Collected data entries
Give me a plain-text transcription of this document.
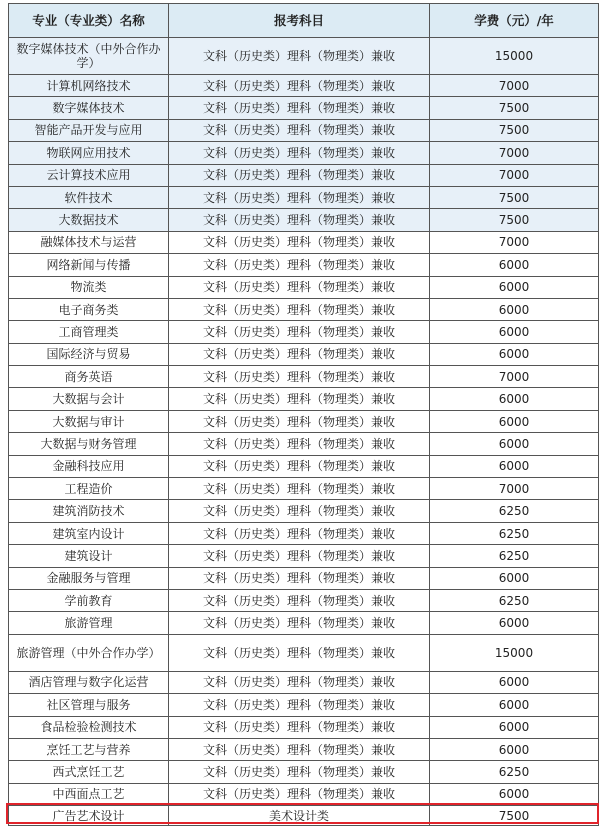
专业（专业类）名称	报考科目	学费（元）/年
数字媒体技术（中外合作办学）	文科（历史类）理科（物理类）兼收	15000
计算机网络技术	文科（历史类）理科（物理类）兼收	7000
数字媒体技术	文科（历史类）理科（物理类）兼收	7500
智能产品开发与应用	文科（历史类）理科（物理类）兼收	7500
物联网应用技术	文科（历史类）理科（物理类）兼收	7000
云计算技术应用	文科（历史类）理科（物理类）兼收	7000
软件技术	文科（历史类）理科（物理类）兼收	7500
大数据技术	文科（历史类）理科（物理类）兼收	7500
融媒体技术与运营	文科（历史类）理科（物理类）兼收	7000
网络新闻与传播	文科（历史类）理科（物理类）兼收	6000
物流类	文科（历史类）理科（物理类）兼收	6000
电子商务类	文科（历史类）理科（物理类）兼收	6000
工商管理类	文科（历史类）理科（物理类）兼收	6000
国际经济与贸易	文科（历史类）理科（物理类）兼收	6000
商务英语	文科（历史类）理科（物理类）兼收	7000
大数据与会计	文科（历史类）理科（物理类）兼收	6000
大数据与审计	文科（历史类）理科（物理类）兼收	6000
大数据与财务管理	文科（历史类）理科（物理类）兼收	6000
金融科技应用	文科（历史类）理科（物理类）兼收	6000
工程造价	文科（历史类）理科（物理类）兼收	7000
建筑消防技术	文科（历史类）理科（物理类）兼收	6250
建筑室内设计	文科（历史类）理科（物理类）兼收	6250
建筑设计	文科（历史类）理科（物理类）兼收	6250
金融服务与管理	文科（历史类）理科（物理类）兼收	6000
学前教育	文科（历史类）理科（物理类）兼收	6250
旅游管理	文科（历史类）理科（物理类）兼收	6000
旅游管理（中外合作办学）	文科（历史类）理科（物理类）兼收	15000
酒店管理与数字化运营	文科（历史类）理科（物理类）兼收	6000
社区管理与服务	文科（历史类）理科（物理类）兼收	6000
食品检验检测技术	文科（历史类）理科（物理类）兼收	6000
烹饪工艺与营养	文科（历史类）理科（物理类）兼收	6000
西式烹饪工艺	文科（历史类）理科（物理类）兼收	6250
中西面点工艺	文科（历史类）理科（物理类）兼收	6000
广告艺术设计	美术设计类	7500
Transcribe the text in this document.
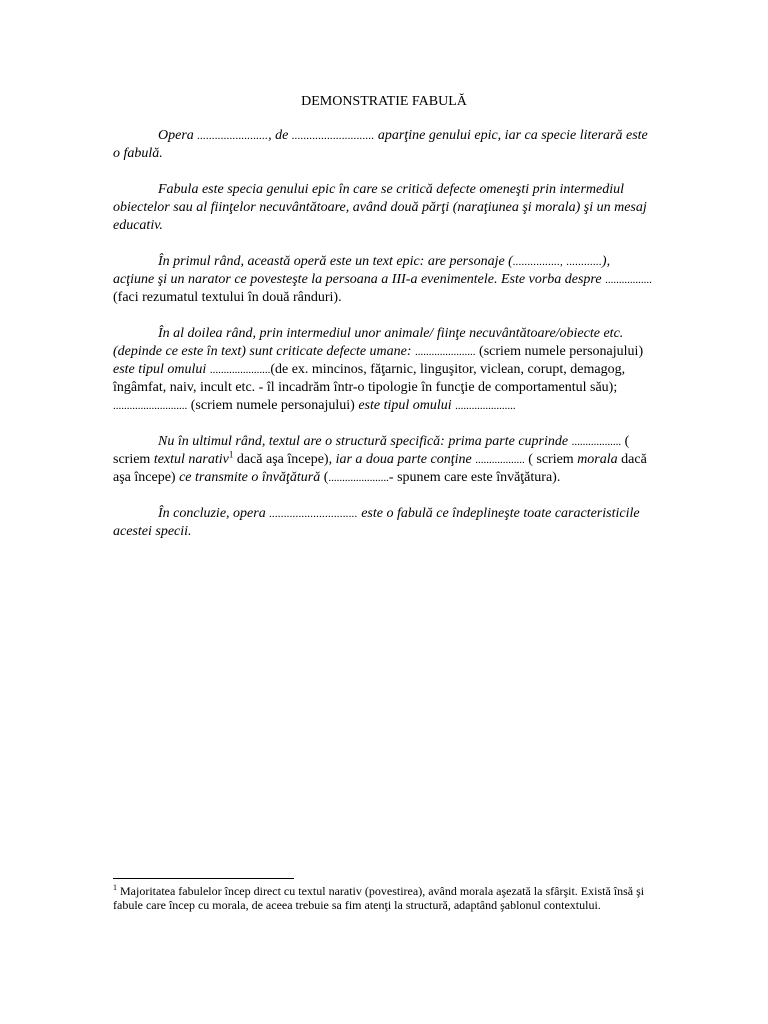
DEMONSTRATIE FABULĂ

Opera ........................, de ............................ aparţine genului epic, iar ca specie literară este o fabulă.

Fabula este specia genului epic în care se critică defecte omeneşti prin intermediul obiectelor sau al fiinţelor necuvântătoare, având două părţi (naraţiunea şi morala) şi un mesaj educativ.

În primul rând, această operă este un text epic: are personaje (................, ............), acţiune şi un narator ce povesteşte la persoana a III-a evenimentele. Este vorba despre ................. (faci rezumatul textului în două rânduri).

În al doilea rând, prin intermediul unor animale/ fiinţe necuvântătoare/obiecte etc. (depinde ce este în text) sunt criticate defecte umane: ...................... (scriem numele personajului) este tipul omului ......................(de ex. mincinos, făţarnic, linguşitor, viclean, corupt, demagog, îngâmfat, naiv, incult etc. - îl incadrăm într-o tipologie în funcţie de comportamentul său); ........................... (scriem numele personajului) este tipul omului ......................

Nu în ultimul rând, textul are o structură specifică: prima parte cuprinde .................. ( scriem textul narativ$^1$ dacă aşa începe), iar a doua parte conţine .................. ( scriem morala dacă aşa începe) ce transmite o învăţătură (......................- spunem care este învăţătura).

În concluzie, opera .............................. este o fabulă ce îndeplineşte toate caracteristicile acestei specii.

$^1$ Majoritatea fabulelor încep direct cu textul narativ (povestirea), având morala aşezată la sfârşit. Există însă şi fabule care încep cu morala, de aceea trebuie sa fim atenţi la structură, adaptând şablonul contextului.
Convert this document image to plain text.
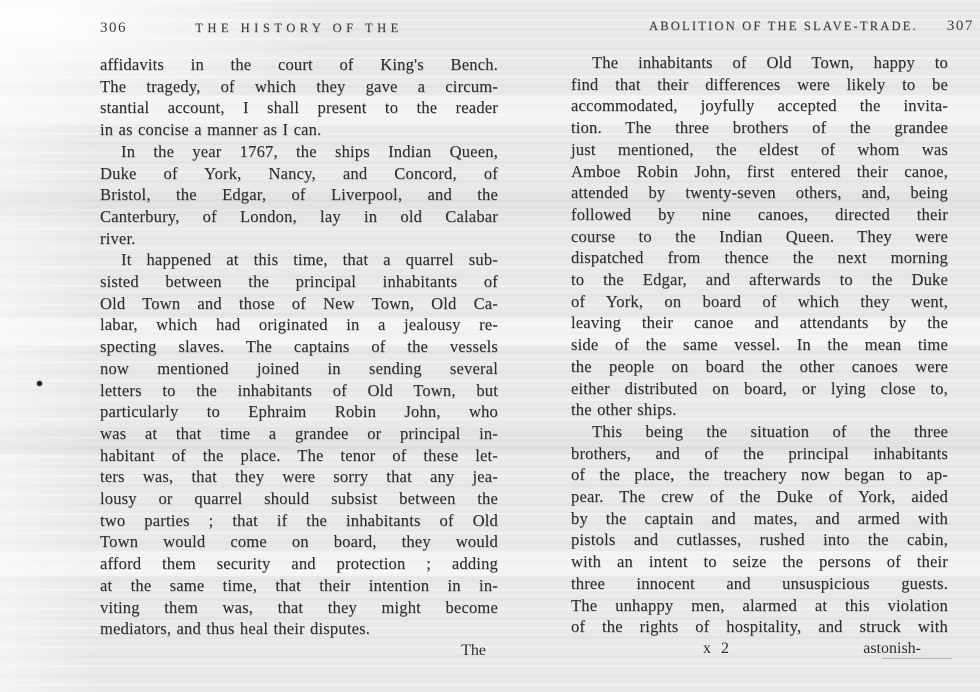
306	THE HISTORY OF THE
affidavits in the court of King's Bench.
The tragedy, of which they gave a circum-
stantial account, I shall present to the reader
in as concise a manner as I can.
In the year 1767, the ships Indian Queen,
Duke of York, Nancy, and Concord, of
Bristol, the Edgar, of Liverpool, and the
Canterbury, of London, lay in old Calabar
river.
It happened at this time, that a quarrel sub-
sisted between the principal inhabitants of
Old Town and those of New Town, Old Ca-
labar, which had originated in a jealousy re-
specting slaves. The captains of the vessels
now mentioned joined in sending several
letters to the inhabitants of Old Town, but
particularly to Ephraim Robin John, who
was at that time a grandee or principal in-
habitant of the place. The tenor of these let-
ters was, that they were sorry that any jea-
lousy or quarrel should subsist between the
two parties ; that if the inhabitants of Old
Town would come on board, they would
afford them security and protection ; adding
at the same time, that their intention in in-
viting them was, that they might become
mediators, and thus heal their disputes.
The
ABOLITION OF THE SLAVE-TRADE.	307
The inhabitants of Old Town, happy to
find that their differences were likely to be
accommodated, joyfully accepted the invita-
tion. The three brothers of the grandee
just mentioned, the eldest of whom was
Amboe Robin John, first entered their canoe,
attended by twenty-seven others, and, being
followed by nine canoes, directed their
course to the Indian Queen. They were
dispatched from thence the next morning
to the Edgar, and afterwards to the Duke
of York, on board of which they went,
leaving their canoe and attendants by the
side of the same vessel. In the mean time
the people on board the other canoes were
either distributed on board, or lying close to,
the other ships.
This being the situation of the three
brothers, and of the principal inhabitants
of the place, the treachery now began to ap-
pear. The crew of the Duke of York, aided
by the captain and mates, and armed with
pistols and cutlasses, rushed into the cabin,
with an intent to seize the persons of their
three innocent and unsuspicious guests.
The unhappy men, alarmed at this violation
of the rights of hospitality, and struck with
x 2	astonish-
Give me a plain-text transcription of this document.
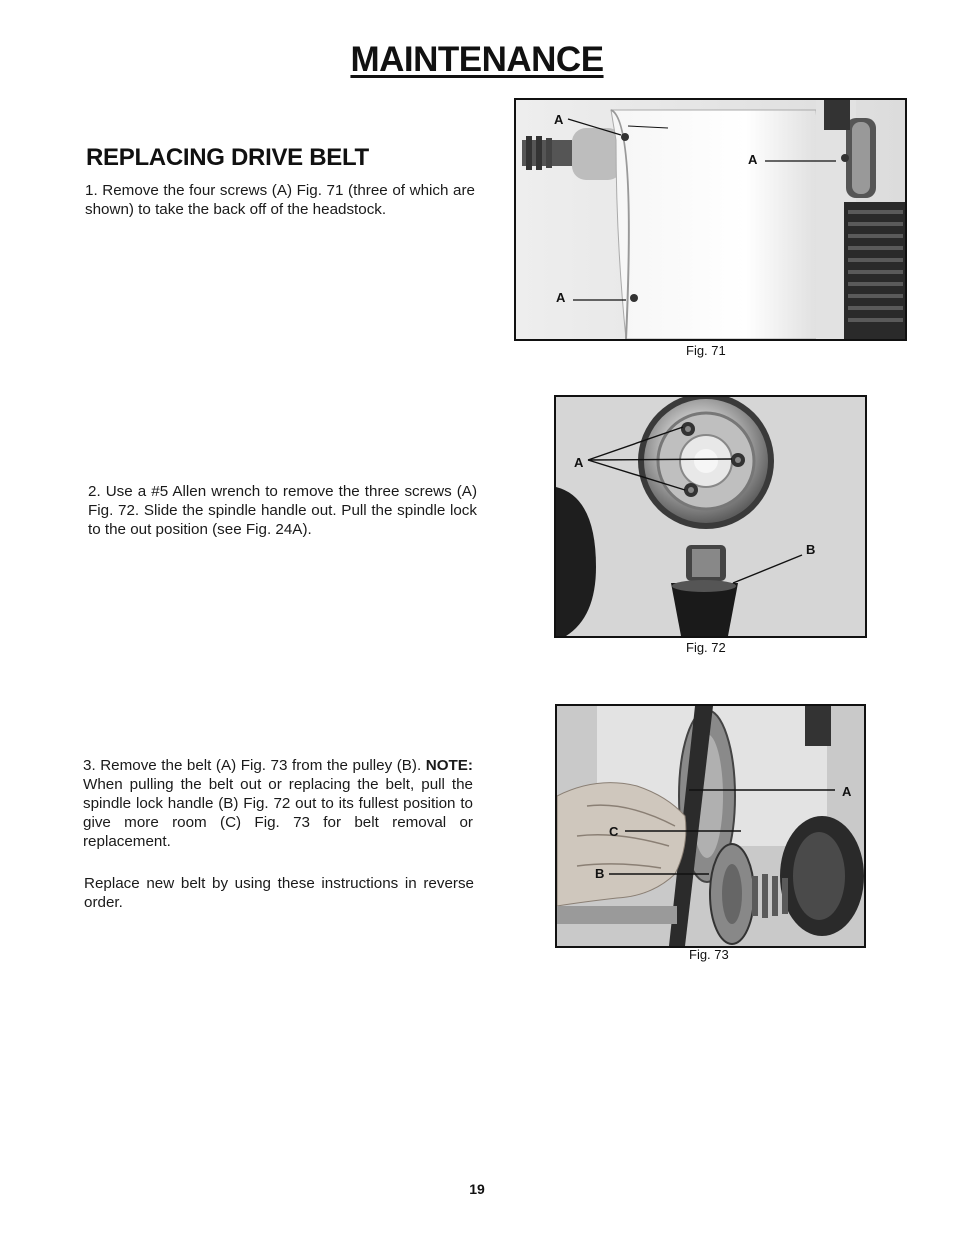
MAINTENANCE
REPLACING DRIVE BELT
1. Remove the four screws (A) Fig. 71 (three of which are shown) to take the back off of the headstock.
2. Use a #5 Allen wrench to remove the three screws (A) Fig. 72. Slide the spindle handle out. Pull the spindle lock to the out position (see Fig. 24A).
3. Remove the belt (A) Fig. 73 from the pulley (B). NOTE: When pulling the belt out or replacing the belt, pull the spindle lock handle (B) Fig. 72 out to its fullest position to give more room (C) Fig. 73 for belt removal or replacement.
Replace new belt by using these instructions in reverse order.
A
A
A
Fig. 71
A
B
Fig. 72
A
C
B
Fig. 73
19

• **TASK GOAL**: All of the records need repeating exactly, except for the pictures.

• **RESULT FOR THIS TASK**:
Give me a plain-text transcription of this document.
专业（专业类）名称	报考科目	学费（元）/年
数字媒体技术（中外合作办学）	文科（历史类）理科（物理类）兼收	15000
计算机网络技术	文科（历史类）理科（物理类）兼收	7000
数字媒体技术	文科（历史类）理科（物理类）兼收	7500
智能产品开发与应用	文科（历史类）理科（物理类）兼收	7500
物联网应用技术	文科（历史类）理科（物理类）兼收	7000
云计算技术应用	文科（历史类）理科（物理类）兼收	7000
软件技术	文科（历史类）理科（物理类）兼收	7500
大数据技术	文科（历史类）理科（物理类）兼收	7500
融媒体技术与运营	文科（历史类）理科（物理类）兼收	7000
网络新闻与传播	文科（历史类）理科（物理类）兼收	6000
物流类	文科（历史类）理科（物理类）兼收	6000
电子商务类	文科（历史类）理科（物理类）兼收	6000
工商管理类	文科（历史类）理科（物理类）兼收	6000
国际经济与贸易	文科（历史类）理科（物理类）兼收	6000
商务英语	文科（历史类）理科（物理类）兼收	7000
大数据与会计	文科（历史类）理科（物理类）兼收	6000
大数据与审计	文科（历史类）理科（物理类）兼收	6000
大数据与财务管理	文科（历史类）理科（物理类）兼收	6000
金融科技应用	文科（历史类）理科（物理类）兼收	6000
工程造价	文科（历史类）理科（物理类）兼收	7000
建筑消防技术	文科（历史类）理科（物理类）兼收	6250
建筑室内设计	文科（历史类）理科（物理类）兼收	6250
建筑设计	文科（历史类）理科（物理类）兼收	6250
金融服务与管理	文科（历史类）理科（物理类）兼收	6000
学前教育	文科（历史类）理科（物理类）兼收	6250
旅游管理	文科（历史类）理科（物理类）兼收	6000
旅游管理（中外合作办学）	文科（历史类）理科（物理类）兼收	15000
酒店管理与数字化运营	文科（历史类）理科（物理类）兼收	6000
社区管理与服务	文科（历史类）理科（物理类）兼收	6000
食品检验检测技术	文科（历史类）理科（物理类）兼收	6000
烹饪工艺与营养	文科（历史类）理科（物理类）兼收	6000
西式烹饪工艺	文科（历史类）理科（物理类）兼收	6250
中西面点工艺	文科（历史类）理科（物理类）兼收	6000
广告艺术设计	美术设计类	7500
Transcribe the text in this document.
DEMONSTRATIE FABULĂ

Opera ........................, de ............................ aparţine genului epic, iar ca specie literară este o fabulă.

Fabula este specia genului epic în care se critică defecte omeneşti prin intermediul obiectelor sau al fiinţelor necuvântătoare, având două părţi (naraţiunea şi morala) şi un mesaj educativ.

În primul rând, această operă este un text epic: are personaje (................, ............), acţiune şi un narator ce povesteşte la persoana a III-a evenimentele. Este vorba despre ................. (faci rezumatul textului în două rânduri).

În al doilea rând, prin intermediul unor animale/ fiinţe necuvântătoare/obiecte etc. (depinde ce este în text) sunt criticate defecte umane: ...................... (scriem numele personajului) este tipul omului ......................(de ex. mincinos, făţarnic, linguşitor, viclean, corupt, demagog, îngâmfat, naiv, incult etc. - îl incadrăm într-o tipologie în funcţie de comportamentul său); ........................... (scriem numele personajului) este tipul omului ......................

Nu în ultimul rând, textul are o structură specifică: prima parte cuprinde .................. ( scriem textul narativ$^1$ dacă aşa începe), iar a doua parte conţine .................. ( scriem morala dacă aşa începe) ce transmite o învăţătură (......................- spunem care este învăţătura).

În concluzie, opera .............................. este o fabulă ce îndeplineşte toate caracteristicile acestei specii.

$^1$ Majoritatea fabulelor încep direct cu textul narativ (povestirea), având morala aşezată la sfârşit. Există însă şi fabule care încep cu morala, de aceea trebuie sa fim atenţi la structură, adaptând şablonul contextului.
Convert this document image to plain text.
306	THE HISTORY OF THE
affidavits in the court of King's Bench.
The tragedy, of which they gave a circum-
stantial account, I shall present to the reader
in as concise a manner as I can.
In the year 1767, the ships Indian Queen,
Duke of York, Nancy, and Concord, of
Bristol, the Edgar, of Liverpool, and the
Canterbury, of London, lay in old Calabar
river.
It happened at this time, that a quarrel sub-
sisted between the principal inhabitants of
Old Town and those of New Town, Old Ca-
labar, which had originated in a jealousy re-
specting slaves. The captains of the vessels
now mentioned joined in sending several
letters to the inhabitants of Old Town, but
particularly to Ephraim Robin John, who
was at that time a grandee or principal in-
habitant of the place. The tenor of these let-
ters was, that they were sorry that any jea-
lousy or quarrel should subsist between the
two parties ; that if the inhabitants of Old
Town would come on board, they would
afford them security and protection ; adding
at the same time, that their intention in in-
viting them was, that they might become
mediators, and thus heal their disputes.
The
ABOLITION OF THE SLAVE-TRADE.	307
The inhabitants of Old Town, happy to
find that their differences were likely to be
accommodated, joyfully accepted the invita-
tion. The three brothers of the grandee
just mentioned, the eldest of whom was
Amboe Robin John, first entered their canoe,
attended by twenty-seven others, and, being
followed by nine canoes, directed their
course to the Indian Queen. They were
dispatched from thence the next morning
to the Edgar, and afterwards to the Duke
of York, on board of which they went,
leaving their canoe and attendants by the
side of the same vessel. In the mean time
the people on board the other canoes were
either distributed on board, or lying close to,
the other ships.
This being the situation of the three
brothers, and of the principal inhabitants
of the place, the treachery now began to ap-
pear. The crew of the Duke of York, aided
by the captain and mates, and armed with
pistols and cutlasses, rushed into the cabin,
with an intent to seize the persons of their
three innocent and unsuspicious guests.
The unhappy men, alarmed at this violation
of the rights of hospitality, and struck with
x 2	astonish-
Give me a plain-text transcription of this document.
MAINTENANCE
REPLACING DRIVE BELT
1. Remove the four screws (A) Fig. 71 (three of which are shown) to take the back off of the headstock.
2. Use a #5 Allen wrench to remove the three screws (A) Fig. 72. Slide the spindle handle out. Pull the spindle lock to the out position (see Fig. 24A).
3. Remove the belt (A) Fig. 73 from the pulley (B). NOTE: When pulling the belt out or replacing the belt, pull the spindle lock handle (B) Fig. 72 out to its fullest position to give more room (C) Fig. 73 for belt removal or replacement.
Replace new belt by using these instructions in reverse order.
A
A
A
Fig. 71
A
B
Fig. 72
A
C
B
Fig. 73
19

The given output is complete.